### WRITTEN EXERCISE
Count how many lines hold the word "answerLetter" and give that number as the whole answer.

### ROWS
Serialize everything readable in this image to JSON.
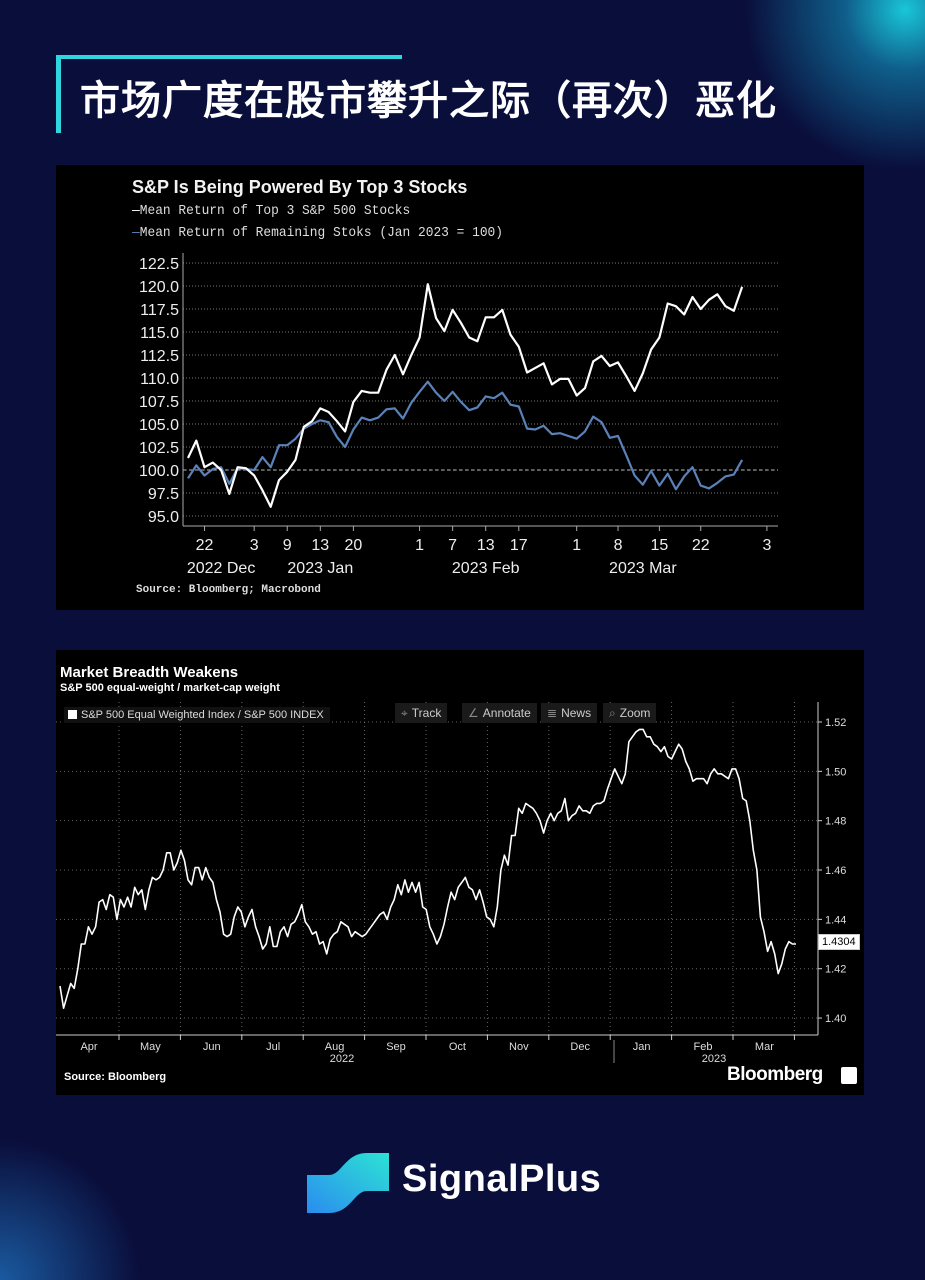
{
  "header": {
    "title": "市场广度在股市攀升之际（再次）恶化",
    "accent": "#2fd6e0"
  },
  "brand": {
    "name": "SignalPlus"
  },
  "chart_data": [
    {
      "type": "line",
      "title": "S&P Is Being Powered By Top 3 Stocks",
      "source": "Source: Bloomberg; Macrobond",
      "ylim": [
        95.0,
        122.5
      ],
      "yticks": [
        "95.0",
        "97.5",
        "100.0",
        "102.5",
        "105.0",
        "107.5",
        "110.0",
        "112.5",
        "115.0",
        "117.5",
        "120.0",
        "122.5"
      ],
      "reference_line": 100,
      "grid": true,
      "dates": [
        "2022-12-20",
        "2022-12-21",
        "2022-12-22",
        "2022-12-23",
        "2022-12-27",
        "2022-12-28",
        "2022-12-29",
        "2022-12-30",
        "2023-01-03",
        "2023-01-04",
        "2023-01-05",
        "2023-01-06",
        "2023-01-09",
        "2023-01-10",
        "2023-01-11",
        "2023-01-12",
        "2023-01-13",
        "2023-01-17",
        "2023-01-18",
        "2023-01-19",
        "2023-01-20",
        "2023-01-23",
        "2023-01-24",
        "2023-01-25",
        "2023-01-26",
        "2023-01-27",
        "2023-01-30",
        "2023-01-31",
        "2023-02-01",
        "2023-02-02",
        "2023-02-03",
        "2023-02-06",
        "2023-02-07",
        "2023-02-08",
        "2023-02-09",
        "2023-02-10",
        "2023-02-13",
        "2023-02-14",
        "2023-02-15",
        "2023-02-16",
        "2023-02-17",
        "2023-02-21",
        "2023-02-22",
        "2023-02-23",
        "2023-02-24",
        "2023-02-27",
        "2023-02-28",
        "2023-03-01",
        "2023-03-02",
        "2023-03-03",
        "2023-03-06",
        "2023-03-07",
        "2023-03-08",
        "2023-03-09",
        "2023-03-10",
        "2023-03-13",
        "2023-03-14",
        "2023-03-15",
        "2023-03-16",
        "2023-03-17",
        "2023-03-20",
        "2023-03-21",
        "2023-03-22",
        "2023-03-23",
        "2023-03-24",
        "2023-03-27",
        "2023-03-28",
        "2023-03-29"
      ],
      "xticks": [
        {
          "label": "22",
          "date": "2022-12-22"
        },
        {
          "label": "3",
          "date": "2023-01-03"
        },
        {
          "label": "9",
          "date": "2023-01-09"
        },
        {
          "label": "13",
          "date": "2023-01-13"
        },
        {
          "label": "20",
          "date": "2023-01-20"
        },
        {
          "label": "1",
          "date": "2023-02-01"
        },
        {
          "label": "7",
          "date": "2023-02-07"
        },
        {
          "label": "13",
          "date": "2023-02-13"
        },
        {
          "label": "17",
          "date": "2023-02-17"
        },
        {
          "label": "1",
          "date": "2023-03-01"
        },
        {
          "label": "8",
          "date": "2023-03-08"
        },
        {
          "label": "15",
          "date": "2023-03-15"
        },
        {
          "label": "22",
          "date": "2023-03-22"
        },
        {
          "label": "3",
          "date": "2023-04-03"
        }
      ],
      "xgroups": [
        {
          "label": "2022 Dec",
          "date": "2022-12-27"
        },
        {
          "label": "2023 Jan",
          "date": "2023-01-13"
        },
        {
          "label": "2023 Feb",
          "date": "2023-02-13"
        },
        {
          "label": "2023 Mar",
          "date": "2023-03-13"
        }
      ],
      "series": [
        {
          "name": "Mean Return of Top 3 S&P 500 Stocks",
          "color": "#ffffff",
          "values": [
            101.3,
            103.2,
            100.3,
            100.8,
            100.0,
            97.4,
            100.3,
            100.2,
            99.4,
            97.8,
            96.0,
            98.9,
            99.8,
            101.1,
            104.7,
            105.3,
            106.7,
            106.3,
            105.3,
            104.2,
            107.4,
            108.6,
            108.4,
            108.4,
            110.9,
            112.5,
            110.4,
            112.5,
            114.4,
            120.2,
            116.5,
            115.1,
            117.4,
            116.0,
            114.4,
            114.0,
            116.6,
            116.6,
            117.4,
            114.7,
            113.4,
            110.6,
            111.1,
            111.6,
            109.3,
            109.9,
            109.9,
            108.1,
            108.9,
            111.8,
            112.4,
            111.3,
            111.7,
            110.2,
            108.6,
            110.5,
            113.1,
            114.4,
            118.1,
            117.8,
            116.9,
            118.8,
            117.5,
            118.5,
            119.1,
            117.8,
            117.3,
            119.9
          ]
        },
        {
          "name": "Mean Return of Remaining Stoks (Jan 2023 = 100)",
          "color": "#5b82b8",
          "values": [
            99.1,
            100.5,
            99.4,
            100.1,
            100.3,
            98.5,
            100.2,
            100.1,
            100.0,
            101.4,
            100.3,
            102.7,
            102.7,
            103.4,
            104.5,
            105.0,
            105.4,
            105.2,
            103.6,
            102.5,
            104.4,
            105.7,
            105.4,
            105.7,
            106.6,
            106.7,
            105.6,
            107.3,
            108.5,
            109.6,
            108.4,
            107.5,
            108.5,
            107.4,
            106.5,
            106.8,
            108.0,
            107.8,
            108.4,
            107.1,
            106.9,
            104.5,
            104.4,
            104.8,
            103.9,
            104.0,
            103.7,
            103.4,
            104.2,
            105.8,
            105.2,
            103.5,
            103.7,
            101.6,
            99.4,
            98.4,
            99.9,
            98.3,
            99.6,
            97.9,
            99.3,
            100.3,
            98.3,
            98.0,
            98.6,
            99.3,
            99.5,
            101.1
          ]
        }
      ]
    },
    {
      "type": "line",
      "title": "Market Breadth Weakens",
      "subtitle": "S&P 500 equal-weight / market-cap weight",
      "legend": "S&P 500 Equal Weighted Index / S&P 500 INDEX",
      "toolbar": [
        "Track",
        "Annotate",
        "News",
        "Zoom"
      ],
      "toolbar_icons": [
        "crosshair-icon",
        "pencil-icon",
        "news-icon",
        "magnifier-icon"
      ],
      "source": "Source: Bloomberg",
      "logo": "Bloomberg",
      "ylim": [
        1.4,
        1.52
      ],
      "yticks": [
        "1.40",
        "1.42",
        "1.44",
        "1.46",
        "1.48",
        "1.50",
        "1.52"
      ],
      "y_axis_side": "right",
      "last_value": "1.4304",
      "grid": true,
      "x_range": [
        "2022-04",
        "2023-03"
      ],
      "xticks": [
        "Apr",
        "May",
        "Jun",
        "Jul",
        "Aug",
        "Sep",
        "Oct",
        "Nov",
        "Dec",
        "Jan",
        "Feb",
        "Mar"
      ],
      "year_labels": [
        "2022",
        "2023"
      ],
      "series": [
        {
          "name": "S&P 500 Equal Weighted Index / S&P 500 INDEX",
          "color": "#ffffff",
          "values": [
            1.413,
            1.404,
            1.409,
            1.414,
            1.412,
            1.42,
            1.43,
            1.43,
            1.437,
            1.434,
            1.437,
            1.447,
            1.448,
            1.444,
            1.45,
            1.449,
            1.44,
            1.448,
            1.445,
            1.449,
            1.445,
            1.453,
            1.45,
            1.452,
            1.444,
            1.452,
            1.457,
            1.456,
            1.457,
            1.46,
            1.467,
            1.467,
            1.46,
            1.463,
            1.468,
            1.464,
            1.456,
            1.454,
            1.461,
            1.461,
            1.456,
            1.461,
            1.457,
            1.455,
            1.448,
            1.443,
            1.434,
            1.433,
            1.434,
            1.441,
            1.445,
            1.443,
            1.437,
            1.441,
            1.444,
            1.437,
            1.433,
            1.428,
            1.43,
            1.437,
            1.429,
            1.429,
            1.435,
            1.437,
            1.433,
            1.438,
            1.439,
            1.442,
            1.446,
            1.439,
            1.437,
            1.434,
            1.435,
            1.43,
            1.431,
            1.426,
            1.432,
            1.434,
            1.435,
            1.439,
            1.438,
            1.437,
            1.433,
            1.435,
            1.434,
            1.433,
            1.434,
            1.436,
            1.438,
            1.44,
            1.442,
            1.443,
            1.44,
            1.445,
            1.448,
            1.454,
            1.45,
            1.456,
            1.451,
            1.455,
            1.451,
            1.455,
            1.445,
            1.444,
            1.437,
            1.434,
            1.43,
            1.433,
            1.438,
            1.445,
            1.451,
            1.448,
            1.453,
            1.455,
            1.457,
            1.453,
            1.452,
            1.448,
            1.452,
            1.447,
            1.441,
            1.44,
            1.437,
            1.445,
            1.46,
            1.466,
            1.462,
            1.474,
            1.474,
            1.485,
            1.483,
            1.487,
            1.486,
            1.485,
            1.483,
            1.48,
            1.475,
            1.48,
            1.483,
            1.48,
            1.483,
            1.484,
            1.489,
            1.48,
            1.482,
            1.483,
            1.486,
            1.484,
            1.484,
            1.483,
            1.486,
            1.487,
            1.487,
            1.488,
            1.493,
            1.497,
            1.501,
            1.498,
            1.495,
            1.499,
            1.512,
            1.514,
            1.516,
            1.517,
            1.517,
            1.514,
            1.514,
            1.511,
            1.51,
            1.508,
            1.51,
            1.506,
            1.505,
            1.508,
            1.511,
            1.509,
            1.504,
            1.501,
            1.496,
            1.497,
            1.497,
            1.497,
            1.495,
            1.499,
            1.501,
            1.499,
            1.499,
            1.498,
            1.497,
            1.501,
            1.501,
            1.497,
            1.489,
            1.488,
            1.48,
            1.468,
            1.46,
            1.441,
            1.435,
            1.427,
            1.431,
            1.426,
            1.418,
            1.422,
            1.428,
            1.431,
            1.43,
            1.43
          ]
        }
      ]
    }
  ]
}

--

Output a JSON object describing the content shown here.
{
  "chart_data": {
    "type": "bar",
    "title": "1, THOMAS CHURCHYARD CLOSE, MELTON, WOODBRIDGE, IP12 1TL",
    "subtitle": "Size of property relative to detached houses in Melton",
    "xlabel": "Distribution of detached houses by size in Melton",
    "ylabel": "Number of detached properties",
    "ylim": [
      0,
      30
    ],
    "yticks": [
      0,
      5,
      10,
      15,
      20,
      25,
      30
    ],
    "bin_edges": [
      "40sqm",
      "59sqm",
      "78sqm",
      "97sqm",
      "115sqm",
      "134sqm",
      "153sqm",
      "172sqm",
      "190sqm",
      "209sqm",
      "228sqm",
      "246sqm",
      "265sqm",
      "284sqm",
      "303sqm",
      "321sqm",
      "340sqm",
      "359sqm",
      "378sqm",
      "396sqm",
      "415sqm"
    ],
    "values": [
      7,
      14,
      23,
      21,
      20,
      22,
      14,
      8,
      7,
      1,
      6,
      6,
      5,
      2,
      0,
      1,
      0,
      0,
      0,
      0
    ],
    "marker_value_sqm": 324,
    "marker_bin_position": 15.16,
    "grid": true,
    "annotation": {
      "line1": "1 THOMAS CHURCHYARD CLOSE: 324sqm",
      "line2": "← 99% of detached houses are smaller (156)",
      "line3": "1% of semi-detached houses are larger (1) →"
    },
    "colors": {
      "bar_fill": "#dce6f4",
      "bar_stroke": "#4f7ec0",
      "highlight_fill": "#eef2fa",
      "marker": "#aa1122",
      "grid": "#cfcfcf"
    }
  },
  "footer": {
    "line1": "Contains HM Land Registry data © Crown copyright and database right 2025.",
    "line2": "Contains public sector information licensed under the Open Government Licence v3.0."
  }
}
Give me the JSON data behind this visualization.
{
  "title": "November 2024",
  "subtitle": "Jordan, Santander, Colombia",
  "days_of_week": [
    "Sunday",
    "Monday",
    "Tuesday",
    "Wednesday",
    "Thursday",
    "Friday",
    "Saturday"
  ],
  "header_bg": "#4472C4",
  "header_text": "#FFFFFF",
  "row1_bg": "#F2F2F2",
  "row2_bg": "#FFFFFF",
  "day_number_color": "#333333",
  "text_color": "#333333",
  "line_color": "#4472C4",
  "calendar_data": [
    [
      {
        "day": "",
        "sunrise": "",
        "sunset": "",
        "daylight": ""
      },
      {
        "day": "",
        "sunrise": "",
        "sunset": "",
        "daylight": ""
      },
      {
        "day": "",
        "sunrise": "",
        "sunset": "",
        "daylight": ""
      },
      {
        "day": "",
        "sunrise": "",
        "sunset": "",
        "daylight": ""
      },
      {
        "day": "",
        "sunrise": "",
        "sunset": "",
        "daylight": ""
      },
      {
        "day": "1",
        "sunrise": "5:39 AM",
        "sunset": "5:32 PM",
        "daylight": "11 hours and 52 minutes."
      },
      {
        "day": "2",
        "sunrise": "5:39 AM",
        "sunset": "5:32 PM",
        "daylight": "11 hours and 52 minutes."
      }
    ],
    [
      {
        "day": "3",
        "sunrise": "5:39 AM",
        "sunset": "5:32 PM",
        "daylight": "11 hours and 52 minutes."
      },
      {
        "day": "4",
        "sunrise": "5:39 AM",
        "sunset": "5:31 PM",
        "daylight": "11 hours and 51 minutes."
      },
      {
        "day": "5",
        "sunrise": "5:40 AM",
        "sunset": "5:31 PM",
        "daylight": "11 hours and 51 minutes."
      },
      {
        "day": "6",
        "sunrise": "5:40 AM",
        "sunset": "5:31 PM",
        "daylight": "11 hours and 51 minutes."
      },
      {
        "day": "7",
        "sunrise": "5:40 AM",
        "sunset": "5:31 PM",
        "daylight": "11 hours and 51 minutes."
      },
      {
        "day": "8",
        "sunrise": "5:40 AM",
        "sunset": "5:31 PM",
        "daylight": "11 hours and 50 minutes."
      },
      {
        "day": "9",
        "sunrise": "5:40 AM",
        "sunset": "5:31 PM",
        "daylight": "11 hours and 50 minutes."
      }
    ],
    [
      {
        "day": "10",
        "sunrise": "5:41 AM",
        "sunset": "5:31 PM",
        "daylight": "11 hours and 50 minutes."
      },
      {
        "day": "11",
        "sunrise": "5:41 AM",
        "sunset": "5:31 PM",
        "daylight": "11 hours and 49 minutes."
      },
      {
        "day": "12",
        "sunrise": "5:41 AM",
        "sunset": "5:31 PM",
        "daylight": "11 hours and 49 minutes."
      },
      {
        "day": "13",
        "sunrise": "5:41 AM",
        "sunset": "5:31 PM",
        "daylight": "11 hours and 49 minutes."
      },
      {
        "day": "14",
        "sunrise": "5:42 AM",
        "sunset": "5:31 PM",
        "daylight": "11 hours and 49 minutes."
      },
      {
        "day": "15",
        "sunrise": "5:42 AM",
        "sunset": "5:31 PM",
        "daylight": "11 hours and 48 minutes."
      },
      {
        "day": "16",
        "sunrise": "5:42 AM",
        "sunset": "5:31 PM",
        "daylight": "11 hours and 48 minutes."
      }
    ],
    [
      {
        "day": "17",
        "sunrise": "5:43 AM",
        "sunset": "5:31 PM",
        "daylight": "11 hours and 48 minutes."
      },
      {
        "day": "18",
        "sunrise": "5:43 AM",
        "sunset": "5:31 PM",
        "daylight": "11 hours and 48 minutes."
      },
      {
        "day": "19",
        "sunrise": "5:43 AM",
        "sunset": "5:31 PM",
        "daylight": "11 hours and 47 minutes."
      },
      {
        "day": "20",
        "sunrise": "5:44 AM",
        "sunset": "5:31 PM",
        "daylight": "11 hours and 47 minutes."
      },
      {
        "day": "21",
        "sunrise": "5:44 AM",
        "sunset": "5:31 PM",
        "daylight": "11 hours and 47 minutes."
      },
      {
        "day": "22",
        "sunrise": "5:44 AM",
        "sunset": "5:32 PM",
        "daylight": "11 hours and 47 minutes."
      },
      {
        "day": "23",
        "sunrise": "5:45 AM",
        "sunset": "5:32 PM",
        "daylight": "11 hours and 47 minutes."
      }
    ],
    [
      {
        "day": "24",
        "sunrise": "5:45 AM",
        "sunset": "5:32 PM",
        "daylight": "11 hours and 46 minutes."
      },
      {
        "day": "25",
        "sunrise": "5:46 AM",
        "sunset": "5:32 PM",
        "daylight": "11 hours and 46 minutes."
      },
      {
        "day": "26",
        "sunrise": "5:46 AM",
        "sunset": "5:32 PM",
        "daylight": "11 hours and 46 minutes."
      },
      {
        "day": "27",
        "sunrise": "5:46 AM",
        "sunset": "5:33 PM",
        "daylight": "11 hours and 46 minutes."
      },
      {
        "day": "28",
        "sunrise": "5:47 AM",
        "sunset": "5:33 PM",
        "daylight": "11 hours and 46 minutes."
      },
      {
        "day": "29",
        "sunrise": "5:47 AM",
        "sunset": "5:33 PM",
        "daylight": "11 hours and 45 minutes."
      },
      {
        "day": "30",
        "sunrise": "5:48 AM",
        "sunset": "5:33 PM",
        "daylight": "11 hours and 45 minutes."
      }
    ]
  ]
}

--

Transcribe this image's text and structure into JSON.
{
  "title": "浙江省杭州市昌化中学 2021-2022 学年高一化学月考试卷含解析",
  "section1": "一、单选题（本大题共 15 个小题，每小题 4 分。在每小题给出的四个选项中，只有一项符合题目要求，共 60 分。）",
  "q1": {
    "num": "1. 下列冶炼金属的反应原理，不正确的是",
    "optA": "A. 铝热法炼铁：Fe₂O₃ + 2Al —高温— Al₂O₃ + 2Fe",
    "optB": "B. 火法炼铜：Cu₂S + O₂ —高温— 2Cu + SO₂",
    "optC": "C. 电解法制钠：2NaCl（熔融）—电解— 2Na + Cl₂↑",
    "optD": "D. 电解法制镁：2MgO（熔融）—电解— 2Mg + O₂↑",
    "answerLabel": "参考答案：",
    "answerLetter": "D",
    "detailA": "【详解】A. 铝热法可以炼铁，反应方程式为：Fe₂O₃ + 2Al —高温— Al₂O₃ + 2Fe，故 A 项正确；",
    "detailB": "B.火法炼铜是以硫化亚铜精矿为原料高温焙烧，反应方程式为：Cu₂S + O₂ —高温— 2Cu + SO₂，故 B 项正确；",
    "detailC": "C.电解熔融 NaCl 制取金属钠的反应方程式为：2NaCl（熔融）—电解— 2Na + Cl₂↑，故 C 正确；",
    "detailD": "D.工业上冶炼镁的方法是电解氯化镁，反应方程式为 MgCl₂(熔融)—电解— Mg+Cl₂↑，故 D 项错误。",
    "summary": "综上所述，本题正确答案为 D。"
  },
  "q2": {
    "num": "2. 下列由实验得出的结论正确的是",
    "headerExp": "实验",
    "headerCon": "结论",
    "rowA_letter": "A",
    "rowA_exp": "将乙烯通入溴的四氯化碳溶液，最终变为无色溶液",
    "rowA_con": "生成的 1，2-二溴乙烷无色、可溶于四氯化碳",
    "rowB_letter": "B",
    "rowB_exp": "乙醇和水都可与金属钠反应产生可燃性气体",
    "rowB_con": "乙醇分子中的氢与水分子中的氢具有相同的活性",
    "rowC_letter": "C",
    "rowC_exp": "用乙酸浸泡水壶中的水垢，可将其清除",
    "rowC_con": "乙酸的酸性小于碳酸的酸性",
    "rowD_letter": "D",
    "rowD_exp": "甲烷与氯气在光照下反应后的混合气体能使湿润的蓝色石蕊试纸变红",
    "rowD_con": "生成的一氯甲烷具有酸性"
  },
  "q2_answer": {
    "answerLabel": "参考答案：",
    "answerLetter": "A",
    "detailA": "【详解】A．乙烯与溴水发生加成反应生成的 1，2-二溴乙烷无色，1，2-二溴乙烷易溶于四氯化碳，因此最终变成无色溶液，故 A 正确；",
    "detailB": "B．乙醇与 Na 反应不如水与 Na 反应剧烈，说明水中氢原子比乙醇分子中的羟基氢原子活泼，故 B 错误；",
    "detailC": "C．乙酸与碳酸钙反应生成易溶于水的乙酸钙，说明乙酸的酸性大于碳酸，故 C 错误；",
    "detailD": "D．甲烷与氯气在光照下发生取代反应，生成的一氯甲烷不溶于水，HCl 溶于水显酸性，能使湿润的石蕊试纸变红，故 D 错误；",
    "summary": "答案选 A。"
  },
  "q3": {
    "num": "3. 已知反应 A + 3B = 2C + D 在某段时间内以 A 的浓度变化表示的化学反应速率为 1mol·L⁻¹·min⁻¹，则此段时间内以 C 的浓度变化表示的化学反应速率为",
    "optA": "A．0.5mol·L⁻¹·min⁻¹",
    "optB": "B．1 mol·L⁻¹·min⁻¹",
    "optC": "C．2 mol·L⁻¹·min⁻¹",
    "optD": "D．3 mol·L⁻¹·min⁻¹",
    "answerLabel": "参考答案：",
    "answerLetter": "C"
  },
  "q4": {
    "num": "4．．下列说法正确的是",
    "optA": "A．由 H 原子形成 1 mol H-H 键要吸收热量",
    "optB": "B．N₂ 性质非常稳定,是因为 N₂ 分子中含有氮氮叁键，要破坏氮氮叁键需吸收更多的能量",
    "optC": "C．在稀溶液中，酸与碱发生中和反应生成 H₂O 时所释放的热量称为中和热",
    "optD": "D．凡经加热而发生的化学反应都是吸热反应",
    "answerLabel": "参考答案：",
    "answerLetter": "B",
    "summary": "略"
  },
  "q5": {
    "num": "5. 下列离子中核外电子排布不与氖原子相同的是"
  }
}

### OUTPUT FOR THIS TASK
4